TASK TO CARRY OUT:
Filter this data down to the lines that hold "suffix", and copy them.

RECORDS PROVIDED:

========================================

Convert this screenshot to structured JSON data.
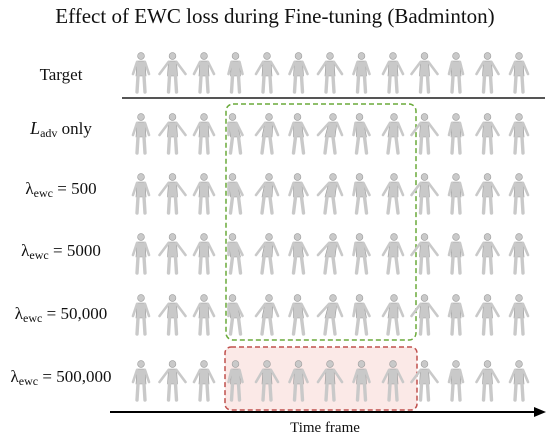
{
  "title": "Effect of EWC loss during Fine-tuning (Badminton)",
  "rows": [
    {
      "id": "target",
      "prefix": "Target",
      "script": "",
      "subscript": "",
      "suffix": ""
    },
    {
      "id": "adv-only",
      "prefix": "",
      "script": "L",
      "subscript": "adv",
      "suffix": " only"
    },
    {
      "id": "ewc-500",
      "prefix": "λ",
      "script": "",
      "subscript": "ewc",
      "suffix": " = 500"
    },
    {
      "id": "ewc-5000",
      "prefix": "λ",
      "script": "",
      "subscript": "ewc",
      "suffix": " = 5000"
    },
    {
      "id": "ewc-50000",
      "prefix": "λ",
      "script": "",
      "subscript": "ewc",
      "suffix": " = 50,000"
    },
    {
      "id": "ewc-500000",
      "prefix": "λ",
      "script": "",
      "subscript": "ewc",
      "suffix": " = 500,000"
    }
  ],
  "frames_per_row": 13,
  "axis_label": "Time frame",
  "highlight_colors": {
    "green_box": "#6aaa3a",
    "red_box": "#c0504d",
    "red_fill": "#fbe9e7",
    "figure": "#c9c9c9"
  }
}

========================================

EXERCISE RESULT:
      "suffix": ""
      "suffix": " only"
      "suffix": " = 500"
      "suffix": " = 5000"
      "suffix": " = 50,000"
      "suffix": " = 500,000"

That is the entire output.